__Stored records__.
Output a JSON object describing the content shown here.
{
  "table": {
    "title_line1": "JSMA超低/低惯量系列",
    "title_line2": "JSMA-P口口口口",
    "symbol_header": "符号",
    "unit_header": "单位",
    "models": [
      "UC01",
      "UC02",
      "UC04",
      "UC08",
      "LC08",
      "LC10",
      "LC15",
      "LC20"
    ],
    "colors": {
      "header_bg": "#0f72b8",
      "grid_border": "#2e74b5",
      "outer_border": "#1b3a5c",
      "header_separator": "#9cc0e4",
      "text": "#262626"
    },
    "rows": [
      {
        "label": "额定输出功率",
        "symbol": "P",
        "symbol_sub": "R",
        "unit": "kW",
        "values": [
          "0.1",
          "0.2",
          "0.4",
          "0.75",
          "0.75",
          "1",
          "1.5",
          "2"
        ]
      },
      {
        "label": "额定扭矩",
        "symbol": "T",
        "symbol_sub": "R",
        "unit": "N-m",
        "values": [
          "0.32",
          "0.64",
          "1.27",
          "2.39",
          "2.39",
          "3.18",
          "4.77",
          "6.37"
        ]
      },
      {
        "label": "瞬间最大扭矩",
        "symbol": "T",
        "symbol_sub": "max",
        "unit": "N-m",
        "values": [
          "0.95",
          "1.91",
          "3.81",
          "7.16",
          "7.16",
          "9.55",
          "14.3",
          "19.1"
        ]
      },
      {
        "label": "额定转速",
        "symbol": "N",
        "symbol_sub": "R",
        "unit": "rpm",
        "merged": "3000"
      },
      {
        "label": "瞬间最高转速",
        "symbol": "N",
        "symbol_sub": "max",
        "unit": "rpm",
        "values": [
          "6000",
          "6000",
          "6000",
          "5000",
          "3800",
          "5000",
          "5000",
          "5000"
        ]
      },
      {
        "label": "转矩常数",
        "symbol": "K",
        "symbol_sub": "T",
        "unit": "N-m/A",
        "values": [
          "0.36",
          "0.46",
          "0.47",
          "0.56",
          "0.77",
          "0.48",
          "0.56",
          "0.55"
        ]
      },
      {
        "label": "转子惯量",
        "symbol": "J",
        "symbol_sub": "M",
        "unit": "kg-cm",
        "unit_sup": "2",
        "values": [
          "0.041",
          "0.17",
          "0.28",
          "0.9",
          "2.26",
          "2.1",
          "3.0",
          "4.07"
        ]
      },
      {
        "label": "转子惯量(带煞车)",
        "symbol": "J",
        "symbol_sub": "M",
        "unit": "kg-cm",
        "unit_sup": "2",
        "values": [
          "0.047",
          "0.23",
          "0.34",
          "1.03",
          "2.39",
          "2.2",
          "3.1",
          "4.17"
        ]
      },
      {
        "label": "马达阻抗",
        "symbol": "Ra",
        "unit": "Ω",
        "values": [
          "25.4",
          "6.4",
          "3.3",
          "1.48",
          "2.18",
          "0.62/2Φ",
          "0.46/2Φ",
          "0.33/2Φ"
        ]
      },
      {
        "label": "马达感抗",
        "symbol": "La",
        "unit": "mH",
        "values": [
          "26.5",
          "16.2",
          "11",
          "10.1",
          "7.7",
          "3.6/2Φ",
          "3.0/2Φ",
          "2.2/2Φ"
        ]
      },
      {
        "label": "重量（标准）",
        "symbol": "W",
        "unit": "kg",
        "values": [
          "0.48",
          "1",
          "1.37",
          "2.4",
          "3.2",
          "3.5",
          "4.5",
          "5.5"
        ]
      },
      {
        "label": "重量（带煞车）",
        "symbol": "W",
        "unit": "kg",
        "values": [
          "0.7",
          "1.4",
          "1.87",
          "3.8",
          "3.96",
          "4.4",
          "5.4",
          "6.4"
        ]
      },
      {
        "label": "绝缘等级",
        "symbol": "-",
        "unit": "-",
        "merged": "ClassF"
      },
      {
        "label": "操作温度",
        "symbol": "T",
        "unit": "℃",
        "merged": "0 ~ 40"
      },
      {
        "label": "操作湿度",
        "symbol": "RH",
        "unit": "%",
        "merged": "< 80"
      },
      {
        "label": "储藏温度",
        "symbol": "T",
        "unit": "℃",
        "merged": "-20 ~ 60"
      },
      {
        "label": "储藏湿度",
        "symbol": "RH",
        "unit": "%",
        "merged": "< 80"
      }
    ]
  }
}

__Exercise requirements__.
Return the whole listing exactly.

__Answer to this problem__.
Output a JSON object describing the content shown here.
{
  "table": {
    "title_line1": "JSMA超低/低惯量系列",
    "title_line2": "JSMA-P口口口口",
    "symbol_header": "符号",
    "unit_header": "单位",
    "models": [
      "UC01",
      "UC02",
      "UC04",
      "UC08",
      "LC08",
      "LC10",
      "LC15",
      "LC20"
    ],
    "colors": {
      "header_bg": "#0f72b8",
      "grid_border": "#2e74b5",
      "outer_border": "#1b3a5c",
      "header_separator": "#9cc0e4",
      "text": "#262626"
    },
    "rows": [
      {
        "label": "额定输出功率",
        "symbol": "P",
        "symbol_sub": "R",
        "unit": "kW",
        "values": [
          "0.1",
          "0.2",
          "0.4",
          "0.75",
          "0.75",
          "1",
          "1.5",
          "2"
        ]
      },
      {
        "label": "额定扭矩",
        "symbol": "T",
        "symbol_sub": "R",
        "unit": "N-m",
        "values": [
          "0.32",
          "0.64",
          "1.27",
          "2.39",
          "2.39",
          "3.18",
          "4.77",
          "6.37"
        ]
      },
      {
        "label": "瞬间最大扭矩",
        "symbol": "T",
        "symbol_sub": "max",
        "unit": "N-m",
        "values": [
          "0.95",
          "1.91",
          "3.81",
          "7.16",
          "7.16",
          "9.55",
          "14.3",
          "19.1"
        ]
      },
      {
        "label": "额定转速",
        "symbol": "N",
        "symbol_sub": "R",
        "unit": "rpm",
        "merged": "3000"
      },
      {
        "label": "瞬间最高转速",
        "symbol": "N",
        "symbol_sub": "max",
        "unit": "rpm",
        "values": [
          "6000",
          "6000",
          "6000",
          "5000",
          "3800",
          "5000",
          "5000",
          "5000"
        ]
      },
      {
        "label": "转矩常数",
        "symbol": "K",
        "symbol_sub": "T",
        "unit": "N-m/A",
        "values": [
          "0.36",
          "0.46",
          "0.47",
          "0.56",
          "0.77",
          "0.48",
          "0.56",
          "0.55"
        ]
      },
      {
        "label": "转子惯量",
        "symbol": "J",
        "symbol_sub": "M",
        "unit": "kg-cm",
        "unit_sup": "2",
        "values": [
          "0.041",
          "0.17",
          "0.28",
          "0.9",
          "2.26",
          "2.1",
          "3.0",
          "4.07"
        ]
      },
      {
        "label": "转子惯量(带煞车)",
        "symbol": "J",
        "symbol_sub": "M",
        "unit": "kg-cm",
        "unit_sup": "2",
        "values": [
          "0.047",
          "0.23",
          "0.34",
          "1.03",
          "2.39",
          "2.2",
          "3.1",
          "4.17"
        ]
      },
      {
        "label": "马达阻抗",
        "symbol": "Ra",
        "unit": "Ω",
        "values": [
          "25.4",
          "6.4",
          "3.3",
          "1.48",
          "2.18",
          "0.62/2Φ",
          "0.46/2Φ",
          "0.33/2Φ"
        ]
      },
      {
        "label": "马达感抗",
        "symbol": "La",
        "unit": "mH",
        "values": [
          "26.5",
          "16.2",
          "11",
          "10.1",
          "7.7",
          "3.6/2Φ",
          "3.0/2Φ",
          "2.2/2Φ"
        ]
      },
      {
        "label": "重量（标准）",
        "symbol": "W",
        "unit": "kg",
        "values": [
          "0.48",
          "1",
          "1.37",
          "2.4",
          "3.2",
          "3.5",
          "4.5",
          "5.5"
        ]
      },
      {
        "label": "重量（带煞车）",
        "symbol": "W",
        "unit": "kg",
        "values": [
          "0.7",
          "1.4",
          "1.87",
          "3.8",
          "3.96",
          "4.4",
          "5.4",
          "6.4"
        ]
      },
      {
        "label": "绝缘等级",
        "symbol": "-",
        "unit": "-",
        "merged": "ClassF"
      },
      {
        "label": "操作温度",
        "symbol": "T",
        "unit": "℃",
        "merged": "0 ~ 40"
      },
      {
        "label": "操作湿度",
        "symbol": "RH",
        "unit": "%",
        "merged": "< 80"
      },
      {
        "label": "储藏温度",
        "symbol": "T",
        "unit": "℃",
        "merged": "-20 ~ 60"
      },
      {
        "label": "储藏湿度",
        "symbol": "RH",
        "unit": "%",
        "merged": "< 80"
      }
    ]
  }
}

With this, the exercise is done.